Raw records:
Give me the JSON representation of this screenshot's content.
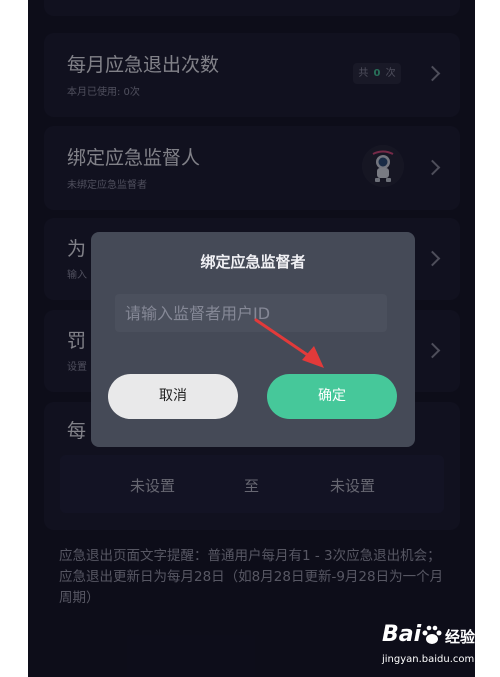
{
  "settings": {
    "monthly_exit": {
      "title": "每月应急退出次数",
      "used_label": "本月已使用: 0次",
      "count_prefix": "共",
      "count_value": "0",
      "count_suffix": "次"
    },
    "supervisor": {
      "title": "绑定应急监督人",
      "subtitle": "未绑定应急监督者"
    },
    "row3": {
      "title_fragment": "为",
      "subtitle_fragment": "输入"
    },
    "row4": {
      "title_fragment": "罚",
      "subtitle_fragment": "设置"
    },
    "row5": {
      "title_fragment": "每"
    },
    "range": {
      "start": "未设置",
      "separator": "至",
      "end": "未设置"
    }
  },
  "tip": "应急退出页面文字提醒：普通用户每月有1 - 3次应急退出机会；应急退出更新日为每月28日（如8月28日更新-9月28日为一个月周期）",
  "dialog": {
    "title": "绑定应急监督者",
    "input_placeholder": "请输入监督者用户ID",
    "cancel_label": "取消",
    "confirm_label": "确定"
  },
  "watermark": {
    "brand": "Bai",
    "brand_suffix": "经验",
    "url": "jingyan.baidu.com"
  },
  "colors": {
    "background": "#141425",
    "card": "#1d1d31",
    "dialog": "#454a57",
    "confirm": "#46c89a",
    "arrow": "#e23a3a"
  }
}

DESCRIPTION OF THE TASK: The pictures in the entries should be left out; output everything else exactly.

ANSWER BELOW:
Give me the JSON representation of this screenshot's content.
{
  "settings": {
    "monthly_exit": {
      "title": "每月应急退出次数",
      "used_label": "本月已使用: 0次",
      "count_prefix": "共",
      "count_value": "0",
      "count_suffix": "次"
    },
    "supervisor": {
      "title": "绑定应急监督人",
      "subtitle": "未绑定应急监督者"
    },
    "row3": {
      "title_fragment": "为",
      "subtitle_fragment": "输入"
    },
    "row4": {
      "title_fragment": "罚",
      "subtitle_fragment": "设置"
    },
    "row5": {
      "title_fragment": "每"
    },
    "range": {
      "start": "未设置",
      "separator": "至",
      "end": "未设置"
    }
  },
  "tip": "应急退出页面文字提醒：普通用户每月有1 - 3次应急退出机会；应急退出更新日为每月28日（如8月28日更新-9月28日为一个月周期）",
  "dialog": {
    "title": "绑定应急监督者",
    "input_placeholder": "请输入监督者用户ID",
    "cancel_label": "取消",
    "confirm_label": "确定"
  },
  "watermark": {
    "brand": "Bai",
    "brand_suffix": "经验",
    "url": "jingyan.baidu.com"
  },
  "colors": {
    "background": "#141425",
    "card": "#1d1d31",
    "dialog": "#454a57",
    "confirm": "#46c89a",
    "arrow": "#e23a3a"
  }
}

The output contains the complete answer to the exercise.